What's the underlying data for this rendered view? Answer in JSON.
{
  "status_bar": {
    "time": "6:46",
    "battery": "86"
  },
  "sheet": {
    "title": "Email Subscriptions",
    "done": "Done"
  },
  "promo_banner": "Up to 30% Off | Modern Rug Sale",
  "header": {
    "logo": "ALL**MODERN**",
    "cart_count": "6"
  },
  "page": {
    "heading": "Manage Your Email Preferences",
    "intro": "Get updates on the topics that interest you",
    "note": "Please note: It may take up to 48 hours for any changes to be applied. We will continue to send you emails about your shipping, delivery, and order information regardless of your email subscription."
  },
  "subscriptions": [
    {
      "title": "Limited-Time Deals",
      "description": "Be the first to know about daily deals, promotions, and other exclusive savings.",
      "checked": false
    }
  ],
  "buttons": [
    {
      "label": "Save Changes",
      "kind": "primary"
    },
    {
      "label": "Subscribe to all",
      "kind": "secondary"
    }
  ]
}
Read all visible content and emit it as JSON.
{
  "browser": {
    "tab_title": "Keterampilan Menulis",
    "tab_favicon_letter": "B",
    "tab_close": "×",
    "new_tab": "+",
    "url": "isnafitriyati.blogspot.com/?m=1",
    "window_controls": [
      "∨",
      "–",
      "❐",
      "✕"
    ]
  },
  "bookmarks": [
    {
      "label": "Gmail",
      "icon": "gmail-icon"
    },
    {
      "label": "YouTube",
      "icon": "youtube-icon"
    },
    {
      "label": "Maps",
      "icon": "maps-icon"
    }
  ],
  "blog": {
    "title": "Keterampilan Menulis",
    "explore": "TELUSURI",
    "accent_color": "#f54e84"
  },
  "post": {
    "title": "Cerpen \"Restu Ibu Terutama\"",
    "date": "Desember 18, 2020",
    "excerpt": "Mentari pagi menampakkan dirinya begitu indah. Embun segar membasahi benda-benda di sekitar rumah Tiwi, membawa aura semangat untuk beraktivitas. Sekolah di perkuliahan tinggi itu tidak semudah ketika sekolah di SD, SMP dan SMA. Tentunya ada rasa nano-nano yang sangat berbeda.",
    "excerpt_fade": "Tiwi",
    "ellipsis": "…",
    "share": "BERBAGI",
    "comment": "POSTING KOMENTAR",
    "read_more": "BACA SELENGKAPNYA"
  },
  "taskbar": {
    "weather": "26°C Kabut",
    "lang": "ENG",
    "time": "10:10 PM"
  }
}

> [YOUR GOAL]:
Set down the entries above again, word for word.

> [FINAL RESULT]:
What's the underlying data for this rendered view? Answer in JSON.
{
  "status_bar": {
    "time": "6:46",
    "battery": "86"
  },
  "sheet": {
    "title": "Email Subscriptions",
    "done": "Done"
  },
  "promo_banner": "Up to 30% Off | Modern Rug Sale",
  "header": {
    "logo": "ALL**MODERN**",
    "cart_count": "6"
  },
  "page": {
    "heading": "Manage Your Email Preferences",
    "intro": "Get updates on the topics that interest you",
    "note": "Please note: It may take up to 48 hours for any changes to be applied. We will continue to send you emails about your shipping, delivery, and order information regardless of your email subscription."
  },
  "subscriptions": [
    {
      "title": "Limited-Time Deals",
      "description": "Be the first to know about daily deals, promotions, and other exclusive savings.",
      "checked": false
    }
  ],
  "buttons": [
    {
      "label": "Save Changes",
      "kind": "primary"
    },
    {
      "label": "Subscribe to all",
      "kind": "secondary"
    }
  ]
}
Read all visible content and emit it as JSON.
{
  "browser": {
    "tab_title": "Keterampilan Menulis",
    "tab_favicon_letter": "B",
    "tab_close": "×",
    "new_tab": "+",
    "url": "isnafitriyati.blogspot.com/?m=1",
    "window_controls": [
      "∨",
      "–",
      "❐",
      "✕"
    ]
  },
  "bookmarks": [
    {
      "label": "Gmail",
      "icon": "gmail-icon"
    },
    {
      "label": "YouTube",
      "icon": "youtube-icon"
    },
    {
      "label": "Maps",
      "icon": "maps-icon"
    }
  ],
  "blog": {
    "title": "Keterampilan Menulis",
    "explore": "TELUSURI",
    "accent_color": "#f54e84"
  },
  "post": {
    "title": "Cerpen \"Restu Ibu Terutama\"",
    "date": "Desember 18, 2020",
    "excerpt": "Mentari pagi menampakkan dirinya begitu indah. Embun segar membasahi benda-benda di sekitar rumah Tiwi, membawa aura semangat untuk beraktivitas. Sekolah di perkuliahan tinggi itu tidak semudah ketika sekolah di SD, SMP dan SMA. Tentunya ada rasa nano-nano yang sangat berbeda.",
    "excerpt_fade": "Tiwi",
    "ellipsis": "…",
    "share": "BERBAGI",
    "comment": "POSTING KOMENTAR",
    "read_more": "BACA SELENGKAPNYA"
  },
  "taskbar": {
    "weather": "26°C Kabut",
    "lang": "ENG",
    "time": "10:10 PM"
  }
}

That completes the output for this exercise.